Task description:
Provide only the number of lines where "energy" occurs.

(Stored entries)
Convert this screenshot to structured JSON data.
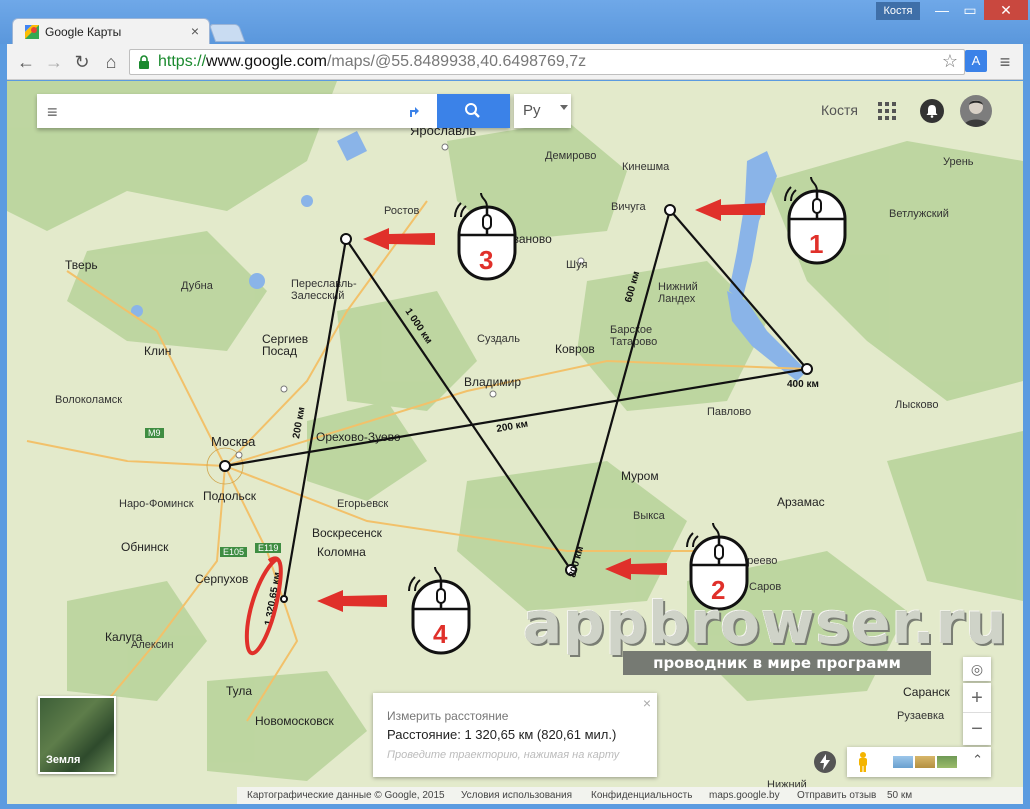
{
  "browser": {
    "tab_title": "Google Карты",
    "tab_close": "×",
    "user_badge": "Костя",
    "window_min": "—",
    "window_max": "▭",
    "window_close": "✕",
    "url_scheme": "https://",
    "url_host": "www.google.com",
    "url_path": "/maps/@55.8489938,40.6498769,7z"
  },
  "maps": {
    "search_placeholder": "",
    "language": "Ру",
    "account_name": "Костя",
    "earth_label": "Земля",
    "measure": {
      "heading": "Измерить расстояние",
      "value": "Расстояние: 1 320,65 км (820,61 мил.)",
      "hint": "Проведите траекторию, нажимая на карту"
    },
    "footer": {
      "copyright": "Картографические данные © Google, 2015",
      "terms": "Условия использования",
      "privacy": "Конфиденциальность",
      "domain": "maps.google.by",
      "feedback": "Отправить отзыв",
      "scale": "50 км"
    }
  },
  "places": [
    {
      "name": "Ярославль",
      "cls": "big"
    },
    {
      "name": "Демирово",
      "cls": ""
    },
    {
      "name": "Кинешма",
      "cls": ""
    },
    {
      "name": "Ростов",
      "cls": ""
    },
    {
      "name": "Вичуга",
      "cls": ""
    },
    {
      "name": "Иваново",
      "cls": "city"
    },
    {
      "name": "Тверь",
      "cls": "city"
    },
    {
      "name": "Дубна",
      "cls": ""
    },
    {
      "name": "Переславль-Залесский",
      "cls": ""
    },
    {
      "name": "Шуя",
      "cls": ""
    },
    {
      "name": "Нижний Ландех",
      "cls": ""
    },
    {
      "name": "Урень",
      "cls": ""
    },
    {
      "name": "Ветлужский",
      "cls": ""
    },
    {
      "name": "Сергиев Посад",
      "cls": "city"
    },
    {
      "name": "Клин",
      "cls": "city"
    },
    {
      "name": "Суздаль",
      "cls": ""
    },
    {
      "name": "Ковров",
      "cls": "city"
    },
    {
      "name": "Барское Татарово",
      "cls": ""
    },
    {
      "name": "Владимир",
      "cls": "city"
    },
    {
      "name": "Волоколамск",
      "cls": ""
    },
    {
      "name": "Москва",
      "cls": "big"
    },
    {
      "name": "Орехово-Зуево",
      "cls": "city"
    },
    {
      "name": "Павлово",
      "cls": ""
    },
    {
      "name": "Лысково",
      "cls": ""
    },
    {
      "name": "Наро-Фоминск",
      "cls": ""
    },
    {
      "name": "Подольск",
      "cls": "city"
    },
    {
      "name": "Муром",
      "cls": "city"
    },
    {
      "name": "Арзамас",
      "cls": "city"
    },
    {
      "name": "Егорьевск",
      "cls": ""
    },
    {
      "name": "Обнинск",
      "cls": "city"
    },
    {
      "name": "Воскресенск",
      "cls": "city"
    },
    {
      "name": "Выкса",
      "cls": ""
    },
    {
      "name": "Коломна",
      "cls": "city"
    },
    {
      "name": "Серпухов",
      "cls": "city"
    },
    {
      "name": "Калуга",
      "cls": "city"
    },
    {
      "name": "Алексин",
      "cls": ""
    },
    {
      "name": "Тула",
      "cls": "city"
    },
    {
      "name": "Новомосковск",
      "cls": "city"
    },
    {
      "name": "Саранск",
      "cls": "city"
    },
    {
      "name": "Рузаевка",
      "cls": ""
    },
    {
      "name": "Саров",
      "cls": ""
    },
    {
      "name": "Нижний",
      "cls": ""
    },
    {
      "name": "Бреево",
      "cls": ""
    }
  ],
  "road_labels": [
    "M9",
    "E105",
    "E119"
  ],
  "segment_labels": [
    "1 000 км",
    "600 км",
    "400 км",
    "200 км",
    "200 км",
    "800 км",
    "1 320,65 км"
  ],
  "mouse_numbers": [
    "1",
    "2",
    "3",
    "4"
  ],
  "watermark": {
    "brand": "appbrowser.ru",
    "tagline": "проводник в мире программ"
  },
  "colors": {
    "map_land": "#dfe8c4",
    "forest": "#b9d49c",
    "water": "#8ab4e8",
    "accent_red": "#e0302a",
    "search_blue": "#3b82e8"
  }
}
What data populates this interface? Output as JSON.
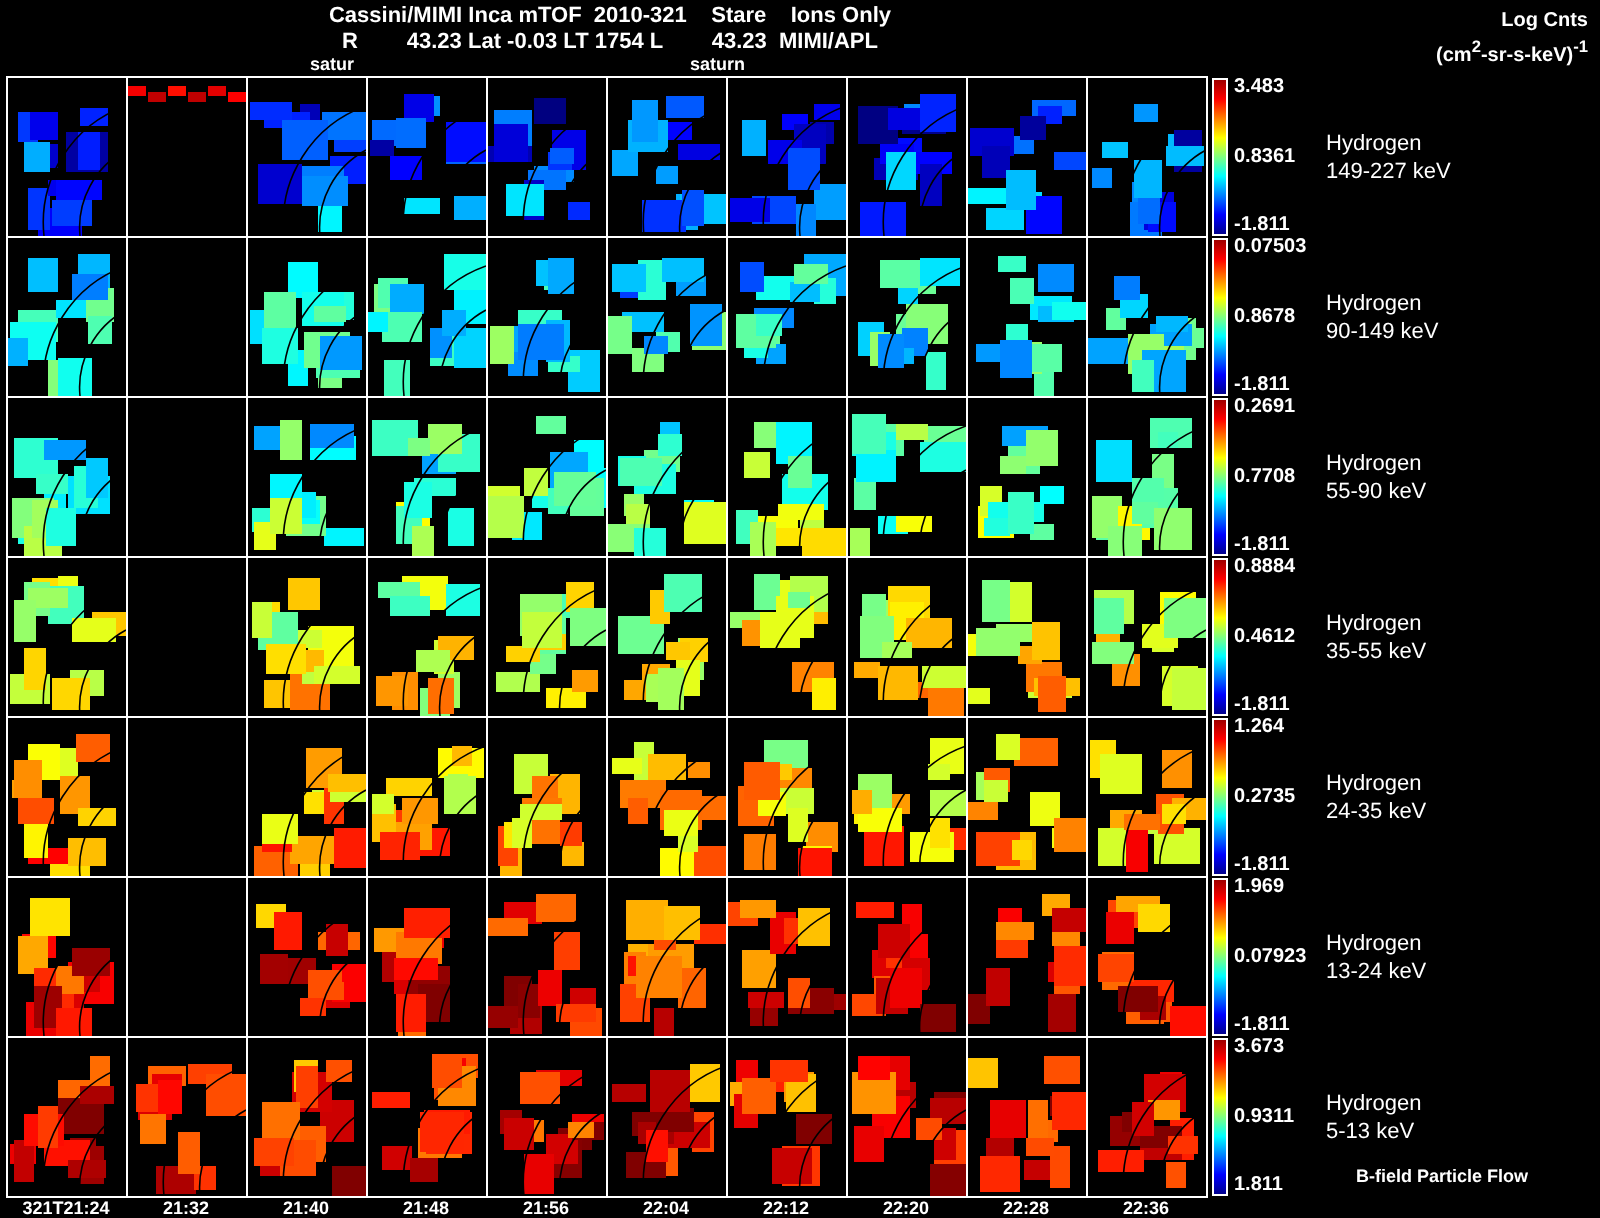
{
  "title": {
    "line1": "Cassini/MIMI Inca mTOF  2010-321    Stare    Ions Only",
    "line2": "R        43.23 Lat -0.03 LT 1754 L        43.23  MIMI/APL",
    "overlays": [
      "satur",
      "saturn"
    ]
  },
  "units": {
    "label": "Log Cnts",
    "unit": "(cm$^{2}$-sr-s-keV)$^{-1}$"
  },
  "rows": [
    {
      "species": "Hydrogen",
      "energy": "149-227 keV",
      "scale_max": "3.483",
      "scale_mid": "0.8361",
      "scale_min": "-1.811",
      "panels": [
        {
          "kind": "full"
        },
        {
          "kind": "strip"
        },
        {
          "kind": "full"
        },
        {
          "kind": "full"
        },
        {
          "kind": "full"
        },
        {
          "kind": "full"
        },
        {
          "kind": "full"
        },
        {
          "kind": "full"
        },
        {
          "kind": "full"
        },
        {
          "kind": "full"
        }
      ]
    },
    {
      "species": "Hydrogen",
      "energy": "90-149 keV",
      "scale_max": "0.07503",
      "scale_mid": "0.8678",
      "scale_min": "-1.811",
      "panels": [
        {
          "kind": "full"
        },
        {
          "kind": "empty"
        },
        {
          "kind": "full"
        },
        {
          "kind": "full"
        },
        {
          "kind": "full"
        },
        {
          "kind": "full"
        },
        {
          "kind": "full"
        },
        {
          "kind": "full"
        },
        {
          "kind": "full"
        },
        {
          "kind": "full"
        }
      ]
    },
    {
      "species": "Hydrogen",
      "energy": "55-90 keV",
      "scale_max": "0.2691",
      "scale_mid": "0.7708",
      "scale_min": "-1.811",
      "panels": [
        {
          "kind": "full"
        },
        {
          "kind": "empty"
        },
        {
          "kind": "full"
        },
        {
          "kind": "full"
        },
        {
          "kind": "full"
        },
        {
          "kind": "full"
        },
        {
          "kind": "full"
        },
        {
          "kind": "full"
        },
        {
          "kind": "full"
        },
        {
          "kind": "full"
        }
      ]
    },
    {
      "species": "Hydrogen",
      "energy": "35-55 keV",
      "scale_max": "0.8884",
      "scale_mid": "0.4612",
      "scale_min": "-1.811",
      "panels": [
        {
          "kind": "full"
        },
        {
          "kind": "empty"
        },
        {
          "kind": "full"
        },
        {
          "kind": "full"
        },
        {
          "kind": "full"
        },
        {
          "kind": "full"
        },
        {
          "kind": "full"
        },
        {
          "kind": "full"
        },
        {
          "kind": "full"
        },
        {
          "kind": "full"
        }
      ]
    },
    {
      "species": "Hydrogen",
      "energy": "24-35 keV",
      "scale_max": "1.264",
      "scale_mid": "0.2735",
      "scale_min": "-1.811",
      "panels": [
        {
          "kind": "full"
        },
        {
          "kind": "empty"
        },
        {
          "kind": "full"
        },
        {
          "kind": "full"
        },
        {
          "kind": "full"
        },
        {
          "kind": "full"
        },
        {
          "kind": "full"
        },
        {
          "kind": "full"
        },
        {
          "kind": "full"
        },
        {
          "kind": "full"
        }
      ]
    },
    {
      "species": "Hydrogen",
      "energy": "13-24 keV",
      "scale_max": "1.969",
      "scale_mid": "0.07923",
      "scale_min": "-1.811",
      "panels": [
        {
          "kind": "full"
        },
        {
          "kind": "empty"
        },
        {
          "kind": "full"
        },
        {
          "kind": "full"
        },
        {
          "kind": "full"
        },
        {
          "kind": "full"
        },
        {
          "kind": "full"
        },
        {
          "kind": "full"
        },
        {
          "kind": "full"
        },
        {
          "kind": "full"
        }
      ]
    },
    {
      "species": "Hydrogen",
      "energy": "5-13 keV",
      "scale_max": "3.673",
      "scale_mid": "0.9311",
      "scale_min": "1.811",
      "panels": [
        {
          "kind": "full"
        },
        {
          "kind": "full"
        },
        {
          "kind": "full"
        },
        {
          "kind": "full"
        },
        {
          "kind": "full"
        },
        {
          "kind": "full"
        },
        {
          "kind": "full"
        },
        {
          "kind": "full"
        },
        {
          "kind": "full"
        },
        {
          "kind": "full"
        }
      ]
    }
  ],
  "footnote": "B-field Particle Flow",
  "times": [
    "321T21:24",
    "21:32",
    "21:40",
    "21:48",
    "21:56",
    "22:04",
    "22:12",
    "22:20",
    "22:28",
    "22:36"
  ]
}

Task result:
7